Exercise: Your answer should be every line of the entries that has the string "nervioso" in it.

Data entries:
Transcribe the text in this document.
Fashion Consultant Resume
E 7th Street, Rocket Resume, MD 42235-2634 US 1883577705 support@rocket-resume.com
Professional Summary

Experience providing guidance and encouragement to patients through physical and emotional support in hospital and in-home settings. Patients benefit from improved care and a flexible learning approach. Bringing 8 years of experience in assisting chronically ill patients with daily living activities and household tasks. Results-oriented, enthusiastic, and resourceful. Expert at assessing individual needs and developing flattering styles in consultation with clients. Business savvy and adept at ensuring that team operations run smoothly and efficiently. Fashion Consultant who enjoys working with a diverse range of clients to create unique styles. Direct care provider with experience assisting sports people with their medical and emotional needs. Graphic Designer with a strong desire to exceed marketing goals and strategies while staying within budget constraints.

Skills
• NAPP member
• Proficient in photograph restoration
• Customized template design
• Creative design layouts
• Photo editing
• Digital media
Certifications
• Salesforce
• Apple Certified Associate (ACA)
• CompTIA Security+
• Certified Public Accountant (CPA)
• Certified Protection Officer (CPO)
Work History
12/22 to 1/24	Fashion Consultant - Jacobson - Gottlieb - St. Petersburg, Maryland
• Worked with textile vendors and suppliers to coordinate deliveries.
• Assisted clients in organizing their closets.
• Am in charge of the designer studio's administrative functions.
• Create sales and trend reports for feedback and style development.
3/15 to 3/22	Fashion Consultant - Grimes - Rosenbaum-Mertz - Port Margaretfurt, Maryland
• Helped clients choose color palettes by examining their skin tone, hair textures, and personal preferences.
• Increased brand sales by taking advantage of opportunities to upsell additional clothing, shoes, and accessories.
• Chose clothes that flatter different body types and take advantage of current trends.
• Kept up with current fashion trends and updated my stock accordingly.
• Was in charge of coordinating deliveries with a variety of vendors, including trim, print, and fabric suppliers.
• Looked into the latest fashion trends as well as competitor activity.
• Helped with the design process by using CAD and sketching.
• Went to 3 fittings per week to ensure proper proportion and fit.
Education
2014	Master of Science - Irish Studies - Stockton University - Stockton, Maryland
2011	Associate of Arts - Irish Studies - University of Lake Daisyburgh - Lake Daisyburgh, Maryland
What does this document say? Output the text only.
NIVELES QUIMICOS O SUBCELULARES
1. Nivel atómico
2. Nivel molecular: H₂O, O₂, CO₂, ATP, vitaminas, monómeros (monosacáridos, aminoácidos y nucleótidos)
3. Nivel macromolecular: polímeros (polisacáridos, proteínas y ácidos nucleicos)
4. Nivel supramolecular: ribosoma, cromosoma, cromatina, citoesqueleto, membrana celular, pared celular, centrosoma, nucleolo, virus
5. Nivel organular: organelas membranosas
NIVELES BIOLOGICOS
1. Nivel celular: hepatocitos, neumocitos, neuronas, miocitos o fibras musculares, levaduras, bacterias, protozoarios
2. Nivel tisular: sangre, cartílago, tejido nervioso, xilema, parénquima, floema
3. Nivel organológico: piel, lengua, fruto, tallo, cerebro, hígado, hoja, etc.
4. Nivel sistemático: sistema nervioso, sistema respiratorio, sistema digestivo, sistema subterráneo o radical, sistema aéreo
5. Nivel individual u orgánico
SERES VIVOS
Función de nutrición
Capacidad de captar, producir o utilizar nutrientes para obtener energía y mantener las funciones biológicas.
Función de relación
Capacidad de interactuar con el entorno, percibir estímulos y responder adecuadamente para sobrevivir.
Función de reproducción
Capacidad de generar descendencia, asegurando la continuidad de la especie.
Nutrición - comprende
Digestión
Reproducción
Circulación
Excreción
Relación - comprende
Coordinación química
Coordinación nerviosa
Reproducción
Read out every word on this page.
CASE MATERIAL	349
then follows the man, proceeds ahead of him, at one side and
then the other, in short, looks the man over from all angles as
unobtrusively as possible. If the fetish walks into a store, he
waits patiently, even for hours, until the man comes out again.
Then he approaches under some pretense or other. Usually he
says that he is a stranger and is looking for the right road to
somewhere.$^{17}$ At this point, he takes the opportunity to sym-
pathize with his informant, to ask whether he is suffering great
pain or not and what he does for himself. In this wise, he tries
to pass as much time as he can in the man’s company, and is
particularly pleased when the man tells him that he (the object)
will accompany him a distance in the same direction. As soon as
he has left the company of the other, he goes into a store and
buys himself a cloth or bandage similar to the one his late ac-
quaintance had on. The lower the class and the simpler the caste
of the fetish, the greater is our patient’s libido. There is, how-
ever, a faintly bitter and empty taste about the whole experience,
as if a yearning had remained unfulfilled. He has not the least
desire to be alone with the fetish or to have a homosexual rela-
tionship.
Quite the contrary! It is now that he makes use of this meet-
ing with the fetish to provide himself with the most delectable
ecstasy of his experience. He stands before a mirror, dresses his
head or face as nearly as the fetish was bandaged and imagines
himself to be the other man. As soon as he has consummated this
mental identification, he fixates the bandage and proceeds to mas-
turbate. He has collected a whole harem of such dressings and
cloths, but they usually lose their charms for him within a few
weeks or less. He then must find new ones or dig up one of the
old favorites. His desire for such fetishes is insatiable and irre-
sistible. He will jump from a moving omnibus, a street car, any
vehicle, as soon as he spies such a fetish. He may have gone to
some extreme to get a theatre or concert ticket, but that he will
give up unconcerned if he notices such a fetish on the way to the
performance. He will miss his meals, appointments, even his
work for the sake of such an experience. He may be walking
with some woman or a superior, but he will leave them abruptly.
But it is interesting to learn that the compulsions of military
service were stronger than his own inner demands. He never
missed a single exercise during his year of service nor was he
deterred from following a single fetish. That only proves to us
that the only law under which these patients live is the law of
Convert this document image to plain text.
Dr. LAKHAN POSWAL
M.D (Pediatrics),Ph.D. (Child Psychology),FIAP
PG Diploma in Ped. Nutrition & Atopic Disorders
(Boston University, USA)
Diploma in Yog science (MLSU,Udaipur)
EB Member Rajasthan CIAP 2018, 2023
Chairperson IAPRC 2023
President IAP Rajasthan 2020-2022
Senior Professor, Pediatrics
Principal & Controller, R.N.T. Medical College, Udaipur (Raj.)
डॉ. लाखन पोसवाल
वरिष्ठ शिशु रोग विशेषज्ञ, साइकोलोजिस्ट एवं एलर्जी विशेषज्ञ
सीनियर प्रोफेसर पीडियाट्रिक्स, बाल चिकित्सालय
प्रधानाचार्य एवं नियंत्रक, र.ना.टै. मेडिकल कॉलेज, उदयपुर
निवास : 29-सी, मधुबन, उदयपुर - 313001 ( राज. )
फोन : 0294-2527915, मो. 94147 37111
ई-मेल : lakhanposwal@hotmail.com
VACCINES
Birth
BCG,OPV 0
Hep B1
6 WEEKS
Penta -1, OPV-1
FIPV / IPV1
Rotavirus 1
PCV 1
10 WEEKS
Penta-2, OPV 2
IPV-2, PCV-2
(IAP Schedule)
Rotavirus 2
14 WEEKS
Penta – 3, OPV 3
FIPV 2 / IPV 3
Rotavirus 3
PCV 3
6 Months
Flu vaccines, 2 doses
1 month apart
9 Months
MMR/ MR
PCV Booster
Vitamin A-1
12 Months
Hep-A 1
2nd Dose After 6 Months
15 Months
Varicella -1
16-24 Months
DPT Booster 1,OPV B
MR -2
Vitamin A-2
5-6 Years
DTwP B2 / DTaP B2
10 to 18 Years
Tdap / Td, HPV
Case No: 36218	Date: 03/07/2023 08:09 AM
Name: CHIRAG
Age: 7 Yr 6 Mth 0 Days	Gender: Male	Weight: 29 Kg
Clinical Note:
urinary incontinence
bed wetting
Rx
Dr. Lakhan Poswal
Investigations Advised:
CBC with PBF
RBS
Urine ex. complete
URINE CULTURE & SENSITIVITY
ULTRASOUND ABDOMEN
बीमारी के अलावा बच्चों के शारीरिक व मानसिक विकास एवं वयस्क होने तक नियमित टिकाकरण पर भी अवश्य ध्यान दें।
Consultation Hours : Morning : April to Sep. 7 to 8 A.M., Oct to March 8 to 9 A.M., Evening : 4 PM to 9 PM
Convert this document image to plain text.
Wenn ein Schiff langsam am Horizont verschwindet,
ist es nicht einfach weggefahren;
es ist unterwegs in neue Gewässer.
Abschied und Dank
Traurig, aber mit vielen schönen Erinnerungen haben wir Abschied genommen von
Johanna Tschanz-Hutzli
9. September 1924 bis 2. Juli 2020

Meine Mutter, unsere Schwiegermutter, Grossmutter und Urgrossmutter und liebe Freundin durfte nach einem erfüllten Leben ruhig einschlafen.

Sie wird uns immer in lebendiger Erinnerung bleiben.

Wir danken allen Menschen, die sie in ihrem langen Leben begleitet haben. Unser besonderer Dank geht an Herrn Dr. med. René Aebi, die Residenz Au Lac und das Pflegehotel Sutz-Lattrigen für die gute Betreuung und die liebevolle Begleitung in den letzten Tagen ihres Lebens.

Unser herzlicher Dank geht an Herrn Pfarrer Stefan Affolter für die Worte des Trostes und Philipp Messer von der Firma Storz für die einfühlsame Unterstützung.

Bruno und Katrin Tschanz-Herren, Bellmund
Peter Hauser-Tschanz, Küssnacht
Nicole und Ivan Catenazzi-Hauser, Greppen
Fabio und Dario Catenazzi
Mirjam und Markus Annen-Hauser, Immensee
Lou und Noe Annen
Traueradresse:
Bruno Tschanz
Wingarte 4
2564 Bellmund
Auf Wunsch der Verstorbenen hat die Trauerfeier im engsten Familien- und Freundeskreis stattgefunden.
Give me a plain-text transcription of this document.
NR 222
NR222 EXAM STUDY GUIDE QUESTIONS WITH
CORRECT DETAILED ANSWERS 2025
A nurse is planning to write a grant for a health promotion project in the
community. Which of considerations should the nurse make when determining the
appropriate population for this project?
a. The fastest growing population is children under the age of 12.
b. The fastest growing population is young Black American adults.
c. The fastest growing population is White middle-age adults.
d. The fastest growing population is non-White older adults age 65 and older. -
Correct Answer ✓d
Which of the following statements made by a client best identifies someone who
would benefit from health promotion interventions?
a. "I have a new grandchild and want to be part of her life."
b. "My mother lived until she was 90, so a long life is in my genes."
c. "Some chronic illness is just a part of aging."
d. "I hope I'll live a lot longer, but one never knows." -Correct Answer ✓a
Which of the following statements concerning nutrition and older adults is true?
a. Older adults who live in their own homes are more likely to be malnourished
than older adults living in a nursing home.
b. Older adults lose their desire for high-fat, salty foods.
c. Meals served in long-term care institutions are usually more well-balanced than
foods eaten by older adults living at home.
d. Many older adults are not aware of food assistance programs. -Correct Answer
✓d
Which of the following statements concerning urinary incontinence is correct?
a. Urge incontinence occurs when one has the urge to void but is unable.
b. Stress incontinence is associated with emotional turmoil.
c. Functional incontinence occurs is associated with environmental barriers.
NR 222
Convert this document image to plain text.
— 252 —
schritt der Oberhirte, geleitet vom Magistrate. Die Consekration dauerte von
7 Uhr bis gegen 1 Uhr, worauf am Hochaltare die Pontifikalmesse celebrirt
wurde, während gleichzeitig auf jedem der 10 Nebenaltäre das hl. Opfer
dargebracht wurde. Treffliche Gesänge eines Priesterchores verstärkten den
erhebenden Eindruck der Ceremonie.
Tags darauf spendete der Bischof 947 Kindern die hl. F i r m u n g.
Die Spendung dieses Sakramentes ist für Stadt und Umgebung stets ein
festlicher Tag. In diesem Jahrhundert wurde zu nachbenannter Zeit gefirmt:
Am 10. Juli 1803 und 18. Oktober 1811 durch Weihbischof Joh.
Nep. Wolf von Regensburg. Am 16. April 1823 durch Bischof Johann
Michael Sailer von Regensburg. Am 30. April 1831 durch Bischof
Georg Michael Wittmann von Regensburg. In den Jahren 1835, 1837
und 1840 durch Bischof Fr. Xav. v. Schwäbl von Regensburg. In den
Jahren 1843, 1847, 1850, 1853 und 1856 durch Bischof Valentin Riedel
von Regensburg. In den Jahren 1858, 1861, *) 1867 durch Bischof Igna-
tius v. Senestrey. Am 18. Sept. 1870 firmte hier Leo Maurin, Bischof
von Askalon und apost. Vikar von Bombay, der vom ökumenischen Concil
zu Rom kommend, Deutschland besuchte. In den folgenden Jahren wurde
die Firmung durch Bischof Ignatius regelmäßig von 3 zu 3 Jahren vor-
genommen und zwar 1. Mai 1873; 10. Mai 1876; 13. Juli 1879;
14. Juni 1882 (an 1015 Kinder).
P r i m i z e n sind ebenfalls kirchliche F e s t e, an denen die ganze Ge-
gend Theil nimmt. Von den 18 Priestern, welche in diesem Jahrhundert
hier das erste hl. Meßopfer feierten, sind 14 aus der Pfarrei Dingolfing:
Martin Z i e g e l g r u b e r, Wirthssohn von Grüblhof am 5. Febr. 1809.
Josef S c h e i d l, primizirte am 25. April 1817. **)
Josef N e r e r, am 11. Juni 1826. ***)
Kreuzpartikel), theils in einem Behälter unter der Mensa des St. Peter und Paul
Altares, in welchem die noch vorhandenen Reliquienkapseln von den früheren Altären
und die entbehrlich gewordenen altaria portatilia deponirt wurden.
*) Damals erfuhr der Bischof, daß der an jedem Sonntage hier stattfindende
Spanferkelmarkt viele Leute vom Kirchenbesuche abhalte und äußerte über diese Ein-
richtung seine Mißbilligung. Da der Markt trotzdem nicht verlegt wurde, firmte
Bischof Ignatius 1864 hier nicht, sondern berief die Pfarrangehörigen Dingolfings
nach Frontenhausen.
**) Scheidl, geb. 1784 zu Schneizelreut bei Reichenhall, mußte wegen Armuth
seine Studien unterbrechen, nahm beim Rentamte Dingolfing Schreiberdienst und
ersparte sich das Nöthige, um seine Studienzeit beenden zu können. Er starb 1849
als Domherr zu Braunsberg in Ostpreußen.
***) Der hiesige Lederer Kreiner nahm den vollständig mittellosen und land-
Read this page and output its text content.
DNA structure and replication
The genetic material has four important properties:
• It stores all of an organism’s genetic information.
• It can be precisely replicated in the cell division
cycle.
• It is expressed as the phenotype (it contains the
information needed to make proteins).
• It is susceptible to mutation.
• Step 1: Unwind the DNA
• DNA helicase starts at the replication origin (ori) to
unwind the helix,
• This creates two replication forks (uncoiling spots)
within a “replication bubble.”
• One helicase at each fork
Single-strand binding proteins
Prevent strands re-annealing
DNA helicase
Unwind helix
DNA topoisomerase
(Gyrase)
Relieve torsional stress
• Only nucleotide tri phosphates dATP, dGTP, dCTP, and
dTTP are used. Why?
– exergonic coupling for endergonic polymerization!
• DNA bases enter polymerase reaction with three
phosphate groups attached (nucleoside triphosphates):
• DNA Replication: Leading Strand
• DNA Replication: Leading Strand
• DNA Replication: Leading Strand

Expected output:
2. Nivel tisular: sangre, cartílago, tejido nervioso, xilema, parénquima, floema
4. Nivel sistemático: sistema nervioso, sistema respiratorio, sistema digestivo, sistema subterráneo o radical, sistema aéreo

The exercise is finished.